───── Extracted information ─────

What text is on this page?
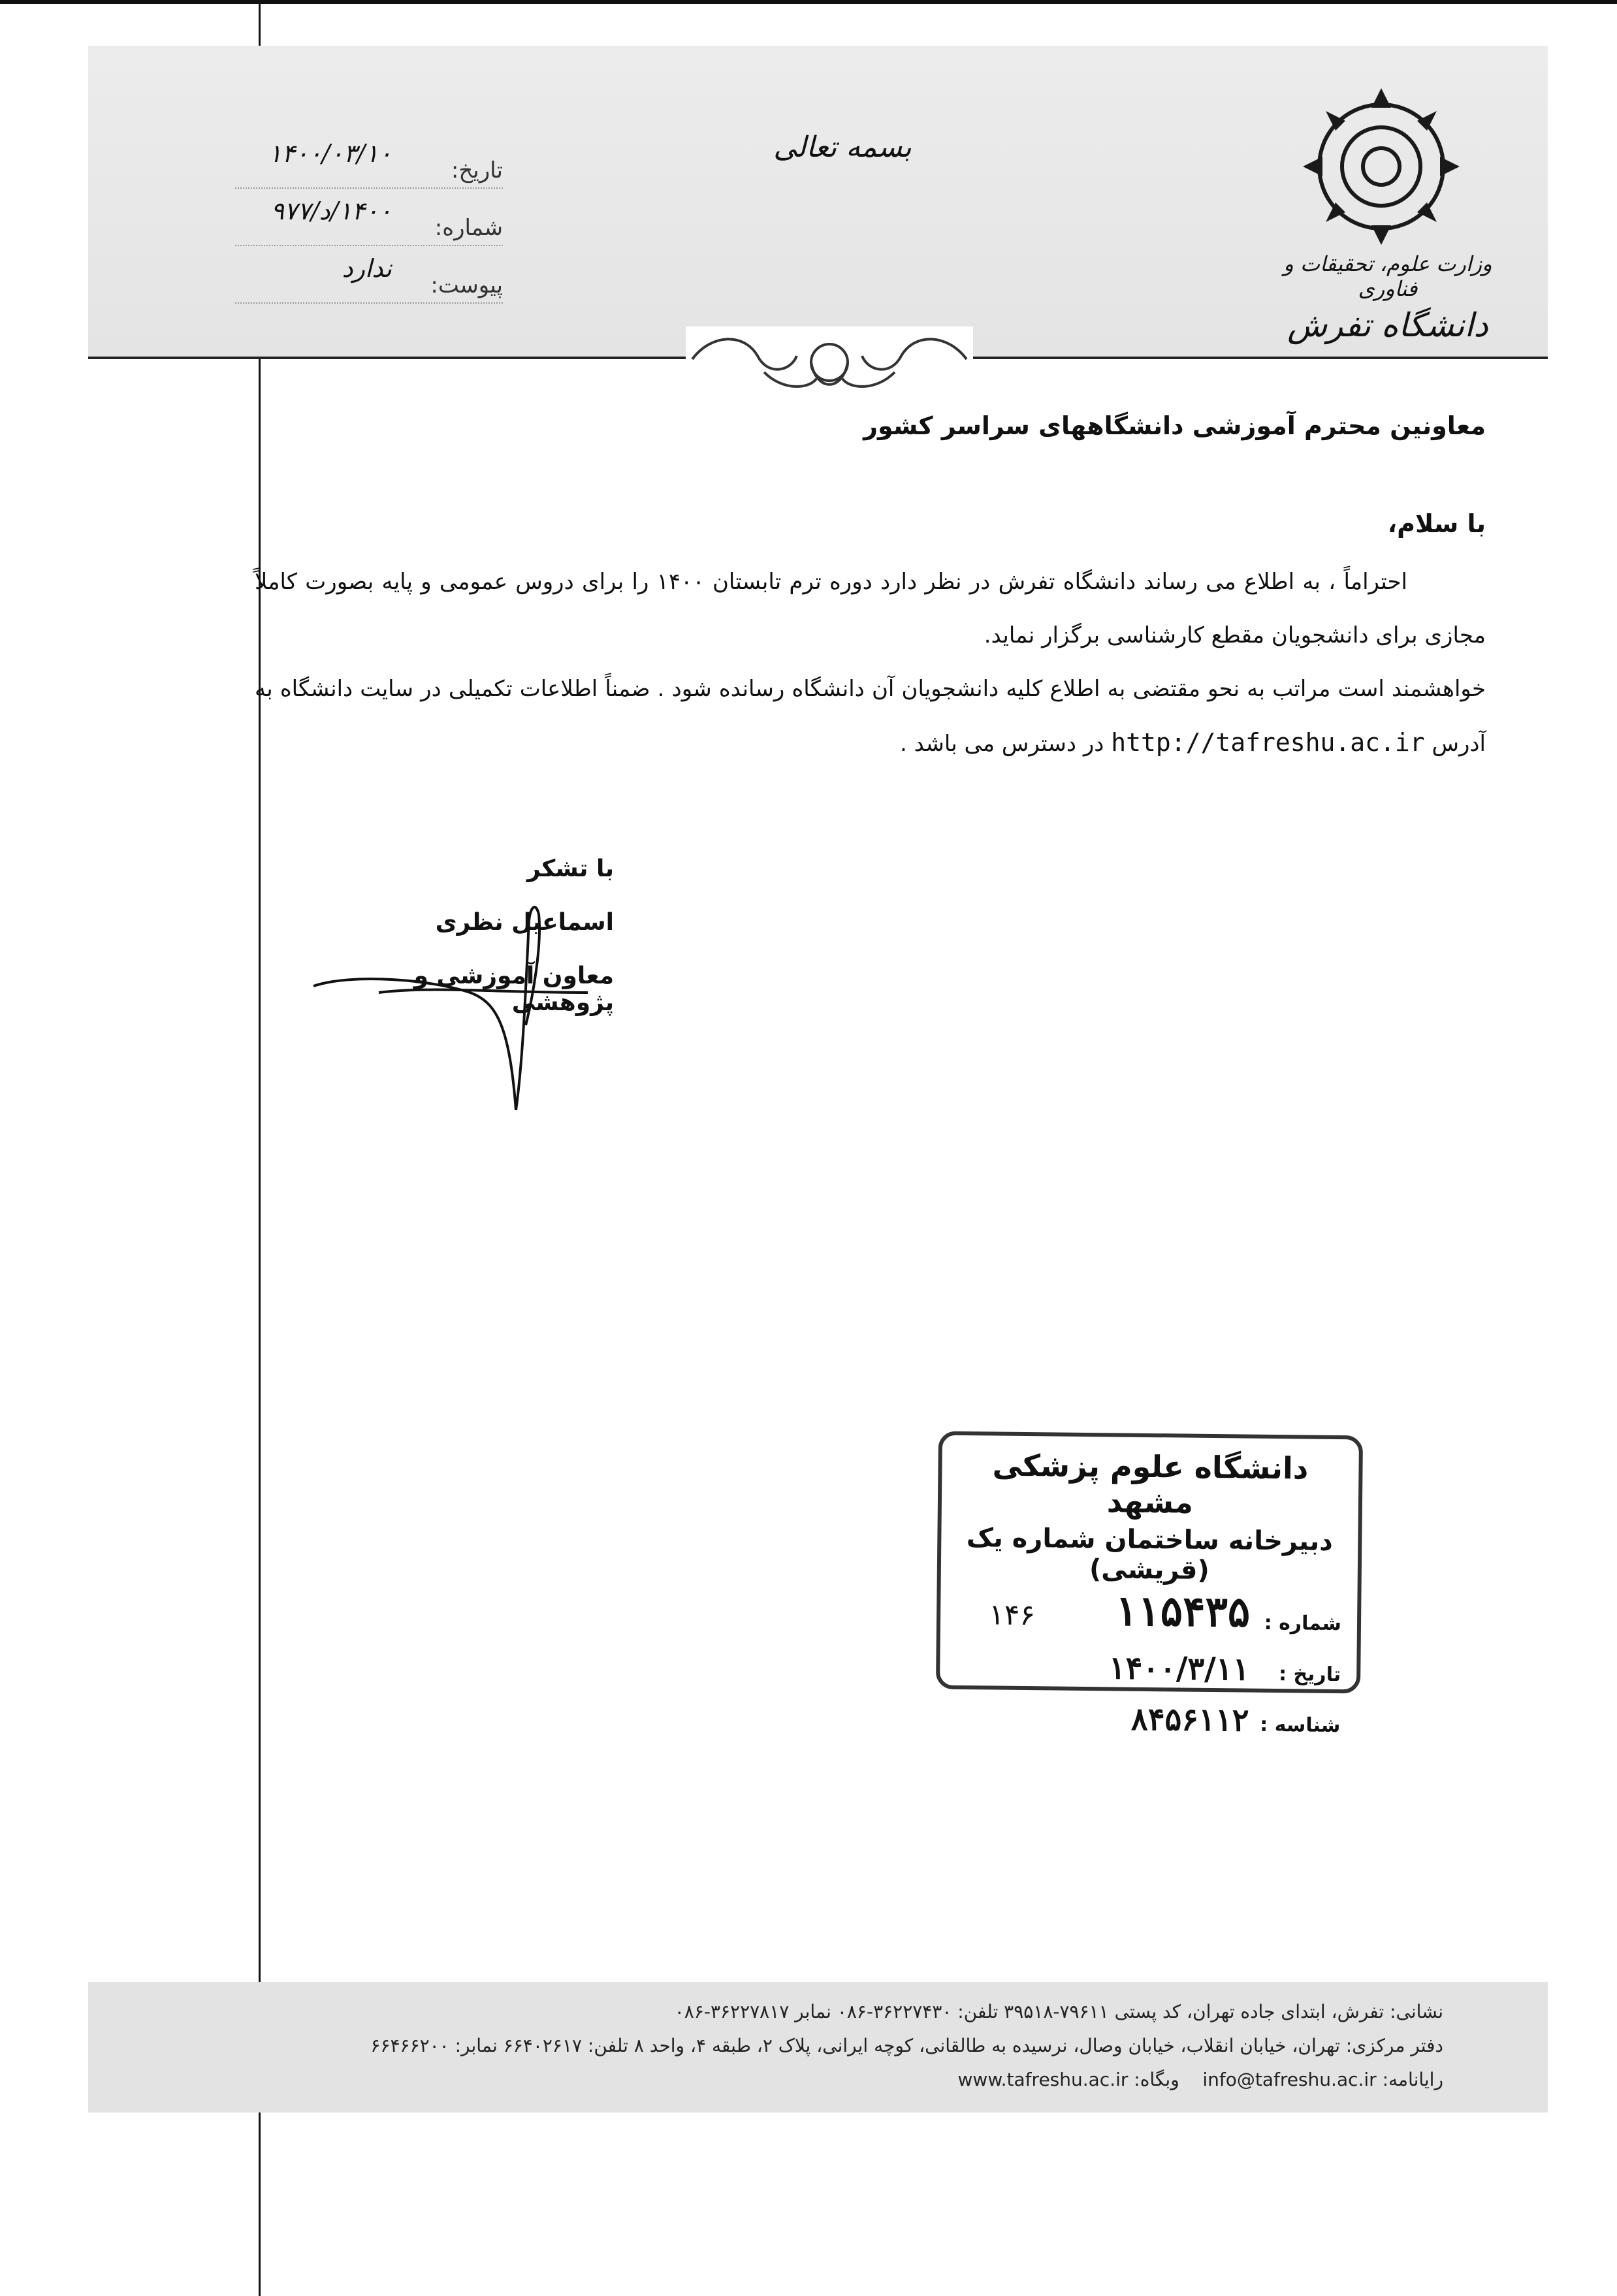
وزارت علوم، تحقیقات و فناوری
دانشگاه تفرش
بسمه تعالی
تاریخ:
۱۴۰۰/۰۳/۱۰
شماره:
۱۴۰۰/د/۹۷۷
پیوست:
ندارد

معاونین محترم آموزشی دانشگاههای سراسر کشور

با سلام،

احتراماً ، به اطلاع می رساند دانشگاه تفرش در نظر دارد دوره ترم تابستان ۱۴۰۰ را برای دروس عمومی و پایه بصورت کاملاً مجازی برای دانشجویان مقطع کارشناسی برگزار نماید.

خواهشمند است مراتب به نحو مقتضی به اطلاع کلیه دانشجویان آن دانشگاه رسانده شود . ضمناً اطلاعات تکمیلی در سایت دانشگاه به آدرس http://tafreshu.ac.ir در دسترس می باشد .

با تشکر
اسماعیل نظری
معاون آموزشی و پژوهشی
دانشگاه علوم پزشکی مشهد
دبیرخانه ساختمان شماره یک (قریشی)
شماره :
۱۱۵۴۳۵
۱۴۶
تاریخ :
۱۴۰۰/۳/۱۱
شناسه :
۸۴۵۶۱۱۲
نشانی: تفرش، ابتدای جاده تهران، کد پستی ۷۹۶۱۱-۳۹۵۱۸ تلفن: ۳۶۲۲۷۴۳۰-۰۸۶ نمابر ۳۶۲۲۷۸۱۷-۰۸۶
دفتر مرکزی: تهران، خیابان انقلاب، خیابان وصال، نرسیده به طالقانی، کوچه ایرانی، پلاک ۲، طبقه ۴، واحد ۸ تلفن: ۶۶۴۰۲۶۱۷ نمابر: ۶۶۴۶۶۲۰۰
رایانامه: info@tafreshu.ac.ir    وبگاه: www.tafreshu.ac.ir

─────
───── Extracted information ─────

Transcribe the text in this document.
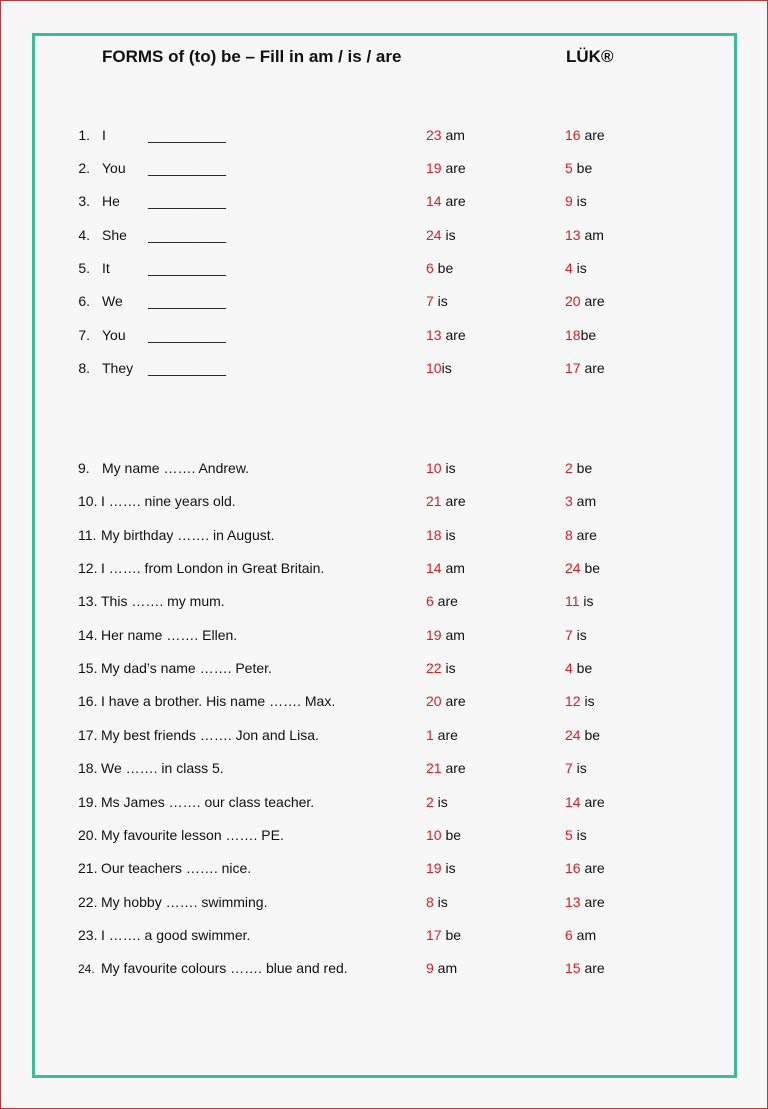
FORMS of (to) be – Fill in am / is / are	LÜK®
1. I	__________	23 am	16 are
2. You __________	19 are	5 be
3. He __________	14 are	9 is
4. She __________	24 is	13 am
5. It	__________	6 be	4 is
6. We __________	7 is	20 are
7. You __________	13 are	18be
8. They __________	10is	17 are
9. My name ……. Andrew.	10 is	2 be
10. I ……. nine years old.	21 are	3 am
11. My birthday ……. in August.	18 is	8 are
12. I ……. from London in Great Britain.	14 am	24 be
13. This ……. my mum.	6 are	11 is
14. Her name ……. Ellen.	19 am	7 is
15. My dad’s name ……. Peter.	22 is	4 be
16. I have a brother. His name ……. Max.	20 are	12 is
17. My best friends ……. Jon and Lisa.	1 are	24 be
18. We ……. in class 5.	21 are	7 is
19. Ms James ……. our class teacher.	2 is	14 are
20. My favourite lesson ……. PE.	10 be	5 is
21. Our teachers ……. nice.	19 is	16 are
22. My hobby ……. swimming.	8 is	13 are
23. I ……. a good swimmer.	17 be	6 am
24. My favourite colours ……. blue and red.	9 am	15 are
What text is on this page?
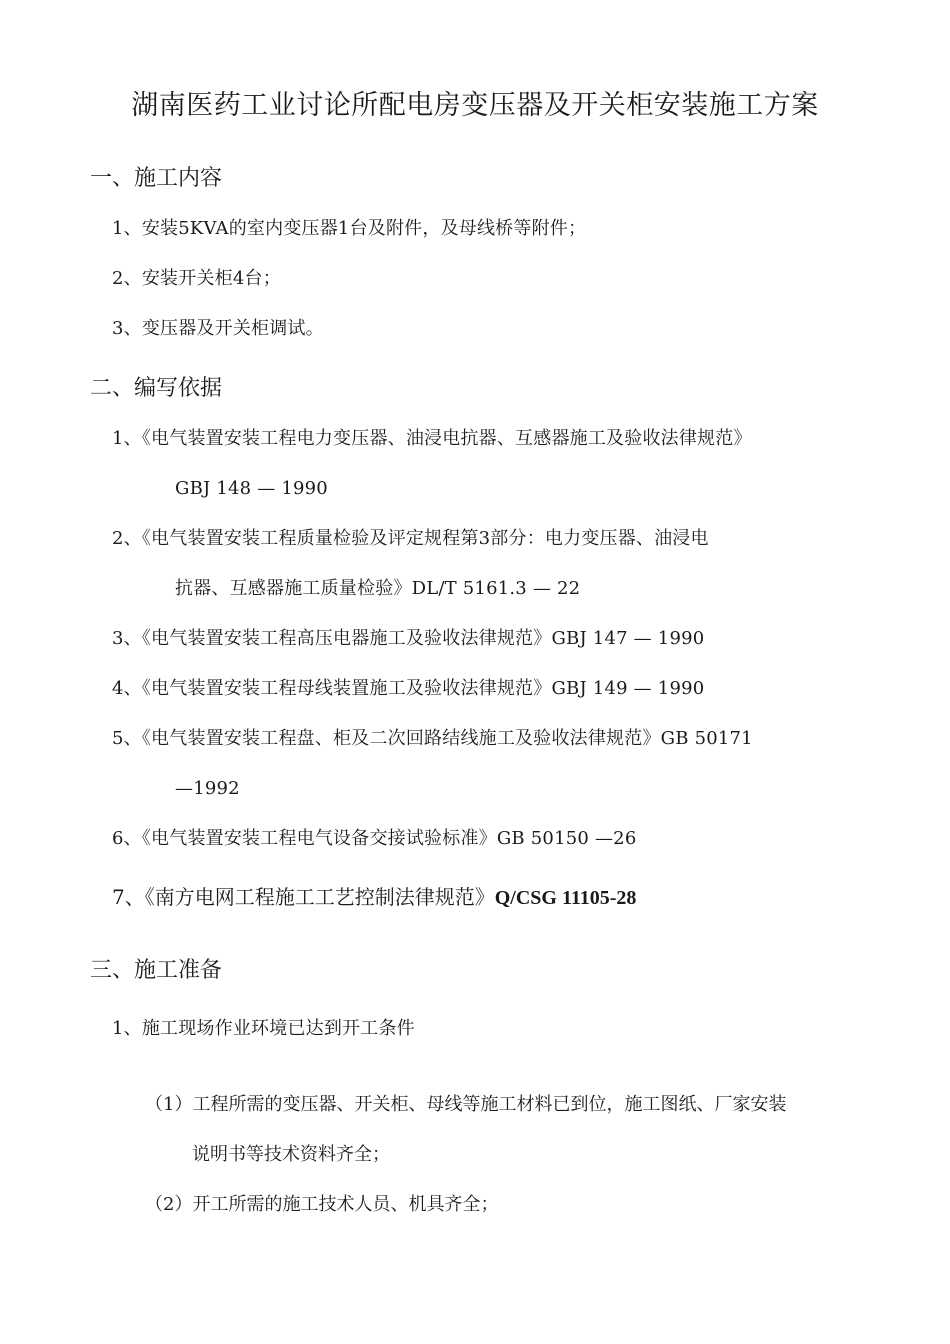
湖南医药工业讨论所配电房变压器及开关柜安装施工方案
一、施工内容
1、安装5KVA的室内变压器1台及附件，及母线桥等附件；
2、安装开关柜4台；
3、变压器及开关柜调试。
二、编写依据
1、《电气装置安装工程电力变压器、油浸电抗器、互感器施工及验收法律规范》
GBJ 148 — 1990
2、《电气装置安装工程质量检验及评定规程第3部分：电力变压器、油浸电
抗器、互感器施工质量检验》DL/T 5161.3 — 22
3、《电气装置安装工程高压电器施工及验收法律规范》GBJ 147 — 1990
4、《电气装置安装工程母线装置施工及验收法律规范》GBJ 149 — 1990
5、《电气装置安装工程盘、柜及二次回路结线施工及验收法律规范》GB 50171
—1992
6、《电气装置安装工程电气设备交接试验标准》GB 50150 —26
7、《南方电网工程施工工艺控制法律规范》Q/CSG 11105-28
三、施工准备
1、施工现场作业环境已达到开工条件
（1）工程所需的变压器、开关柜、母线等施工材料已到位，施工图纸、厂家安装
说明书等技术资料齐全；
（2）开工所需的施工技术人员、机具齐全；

─────

## Written problem
Some lines of the records may hold the word "name". How many do? Answer with a number and nothing else.

## Solution for this task
4